### Supplied text
For children who have already started to read, reading comprehension can be quite difficult to understand. Children sometimes have trouble remembering what they read. Similarly, they cannot understand individual words, have limited knowledge of vocabulary, and their reading fluency can be poorly developed.
What is reading comprehension and why is it important?
Reading comprehension is understanding what a particular text means and the ideas the author is trying to convey, both textual and subtextual. To read any text, the brain must process not only the literal words of the text, but also their relationship to each other, and the context behind the words. Also, when reading one must understand how subtle language and use of vocabulary can impact the emotion and meaning behind the text.
How we can help our children with reading comprehension:
- “Relate to the text. When children connect what they already know with what they read, it helps them focus a lot better. For example, ask them if they have been to a place that the text mentions or if they have seen something they read.
- Ask questions.

### Excerpted records

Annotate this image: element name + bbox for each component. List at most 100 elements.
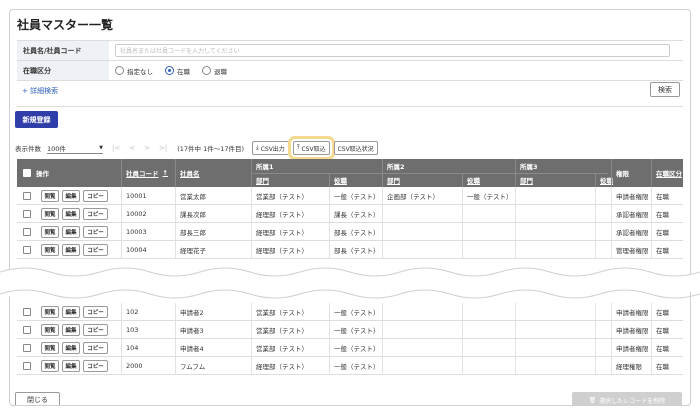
col-ops: 操作 — [36, 170, 49, 178]
new-register-button[interactable]: 新規登録 — [15, 111, 58, 128]
select-all-checkbox[interactable] — [23, 169, 31, 177]
search-button[interactable]: 検索 — [650, 82, 680, 97]
row-checkbox[interactable] — [23, 326, 31, 334]
row-checkbox[interactable] — [23, 344, 31, 352]
view-button[interactable]: 閲覧 — [41, 244, 59, 256]
edit-button[interactable]: 編集 — [62, 342, 80, 354]
cell-post1: 一般（テスト） — [334, 193, 380, 201]
cell-post2 — [464, 303, 467, 321]
cell-dept2 — [384, 321, 387, 339]
upload-icon: ⤒ — [296, 144, 300, 151]
cell-post1: 課長（テスト） — [334, 211, 380, 219]
copy-button[interactable]: コピー — [83, 208, 108, 220]
view-button[interactable]: 閲覧 — [41, 190, 59, 202]
record-count: (17件中 1件～17件目) — [177, 145, 245, 153]
cell-auth: 管理者権限 — [616, 247, 649, 255]
col-auth: 権限 — [616, 170, 629, 178]
status-radio-group: 指定なし 在職 退職 — [109, 61, 683, 80]
cell-dept1: 経理部（テスト） — [256, 247, 308, 255]
next-page-button[interactable]: > — [144, 144, 150, 152]
row-checkbox[interactable] — [23, 308, 31, 316]
copy-button[interactable]: コピー — [83, 306, 108, 318]
copy-button[interactable]: コピー — [83, 226, 108, 238]
cell-status: 在職 — [656, 229, 669, 237]
filter-table: 社員名/社員コード 社員名または社員コードを入力してください 在職区分 指定なし… — [17, 40, 683, 81]
status-radio-1[interactable]: 在職 — [165, 66, 190, 76]
cell-dept2 — [384, 205, 387, 223]
cell-code: 10004 — [126, 246, 147, 254]
prev-page-button[interactable]: < — [129, 144, 135, 152]
col-dept2[interactable]: 部門 — [384, 173, 400, 187]
csv-import-button[interactable]: ⤒ CSV取込 — [287, 136, 335, 160]
cell-post1: 一般（テスト） — [334, 345, 380, 353]
detail-search-link[interactable]: + 詳細検索 — [22, 86, 58, 96]
cell-post2 — [464, 241, 467, 259]
col-group2: 所属2 — [387, 163, 405, 171]
cell-auth: 申請者権限 — [616, 193, 649, 201]
col-post2[interactable]: 役職 — [464, 173, 480, 187]
edit-button[interactable]: 編集 — [62, 190, 80, 202]
copy-button[interactable]: コピー — [83, 360, 108, 372]
delete-selected-button[interactable]: 🗑 選択したレコードを削除 — [572, 392, 682, 405]
cell-name: 申請者4 — [180, 345, 204, 353]
torn-edge-divider — [0, 267, 700, 299]
cell-auth: 申請者権限 — [616, 327, 649, 335]
col-post1[interactable]: 役職 — [331, 173, 347, 187]
radio-label: 退職 — [214, 67, 227, 76]
cell-post1: 一般（テスト） — [334, 327, 380, 335]
col-name[interactable]: 社員名 — [177, 159, 200, 187]
view-button[interactable]: 閲覧 — [41, 360, 59, 372]
first-page-button[interactable]: |< — [112, 144, 120, 152]
name-search-input[interactable]: 社員名または社員コードを入力してください — [115, 44, 670, 57]
cell-post2 — [464, 357, 467, 375]
row-checkbox[interactable] — [23, 246, 31, 254]
col-code[interactable]: 社員コード ↑ — [123, 159, 168, 187]
csv-import-status-button[interactable]: CSV取込状況 — [333, 141, 378, 155]
caret-down-icon: ▼ — [99, 144, 103, 151]
row-checkbox[interactable] — [23, 192, 31, 200]
cell-dept1: 営業部（テスト） — [256, 193, 308, 201]
page-title: 社員マスター一覧 — [17, 18, 114, 32]
col-dept3[interactable]: 部門 — [517, 173, 533, 187]
cell-status: 在職 — [656, 327, 669, 335]
view-button[interactable]: 閲覧 — [41, 208, 59, 220]
radio-label: 在職 — [177, 67, 190, 76]
name-filter-label: 社員名/社員コード — [17, 41, 109, 60]
edit-button[interactable]: 編集 — [62, 244, 80, 256]
page-size-select[interactable]: 100件 ▼ — [47, 142, 103, 154]
cell-name: 申請者2 — [180, 309, 204, 317]
cell-dept2 — [384, 223, 387, 241]
edit-button[interactable]: 編集 — [62, 324, 80, 336]
view-button[interactable]: 閲覧 — [41, 226, 59, 238]
view-button[interactable]: 閲覧 — [41, 306, 59, 318]
status-radio-2[interactable]: 退職 — [202, 66, 227, 76]
cell-dept2 — [384, 241, 387, 259]
copy-button[interactable]: コピー — [83, 342, 108, 354]
cell-name: 申請者3 — [180, 327, 204, 335]
cell-code: 10002 — [126, 210, 147, 218]
edit-button[interactable]: 編集 — [62, 226, 80, 238]
copy-button[interactable]: コピー — [83, 244, 108, 256]
cell-post2 — [464, 223, 467, 241]
view-button[interactable]: 閲覧 — [41, 324, 59, 336]
row-checkbox[interactable] — [23, 228, 31, 236]
last-page-button[interactable]: >| — [159, 144, 167, 152]
copy-button[interactable]: コピー — [83, 190, 108, 202]
col-dept1[interactable]: 部門 — [253, 173, 269, 187]
cell-code: 104 — [126, 344, 139, 352]
edit-button[interactable]: 編集 — [62, 208, 80, 220]
row-checkbox[interactable] — [23, 210, 31, 218]
view-button[interactable]: 閲覧 — [41, 342, 59, 354]
table-header: 操作 社員コード ↑ 社員名 所属1 所属2 所属3 部門 役職 部門 役職 部門… — [17, 159, 683, 187]
csv-export-button[interactable]: ⤓ CSV出力 — [252, 141, 289, 155]
csv-import-label: CSV取込 — [301, 145, 326, 153]
close-button[interactable]: 閉じる — [15, 392, 60, 405]
col-status[interactable]: 在職区分 — [653, 159, 682, 187]
table-row: 閲覧 編集 コピー 10001 営業太郎 営業部（テスト） 一般（テスト） 企画部（テスト） 一… — [17, 187, 683, 205]
copy-button[interactable]: コピー — [83, 324, 108, 336]
cell-dept2: 企画部（テスト） — [387, 193, 439, 201]
edit-button[interactable]: 編集 — [62, 360, 80, 372]
edit-button[interactable]: 編集 — [62, 306, 80, 318]
row-checkbox[interactable] — [23, 362, 31, 370]
status-radio-0[interactable]: 指定なし — [115, 66, 153, 76]
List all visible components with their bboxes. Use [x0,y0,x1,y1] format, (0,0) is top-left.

### Exercise 1
Reproduce word for word the part of the reading comprehension text that begins at the words "For children who" and stops after "is it important?".
### Exercise 2
Update the lines of the listing that begin at the line that has "col-ops: 操作 — [36, 170, 49, 178]" and stop after the line that has "view-button[interactable]: 閲覧 — [41, 244, 59, 256]". Replace "row-checkbox" with "row-select-checkbox", change nothing else, and give only those lines.
The reading comprehension text and the listing come from separate, unrelated sources.

### Task answer 1
For children who have already started to read, reading comprehension can be quite difficult to understand. Children sometimes have trouble remembering what they read. Similarly, they cannot understand individual words, have limited knowledge of vocabulary, and their reading fluency can be poorly developed.
What is reading comprehension and why is it important?

### Task answer 2
col-ops: 操作 — [36, 170, 49, 178]
new-register-button[interactable]: 新規登録 — [15, 111, 58, 128]
select-all-checkbox[interactable] — [23, 169, 31, 177]
search-button[interactable]: 検索 — [650, 82, 680, 97]
row-select-checkbox[interactable] — [23, 326, 31, 334]
row-select-checkbox[interactable] — [23, 344, 31, 352]
view-button[interactable]: 閲覧 — [41, 244, 59, 256]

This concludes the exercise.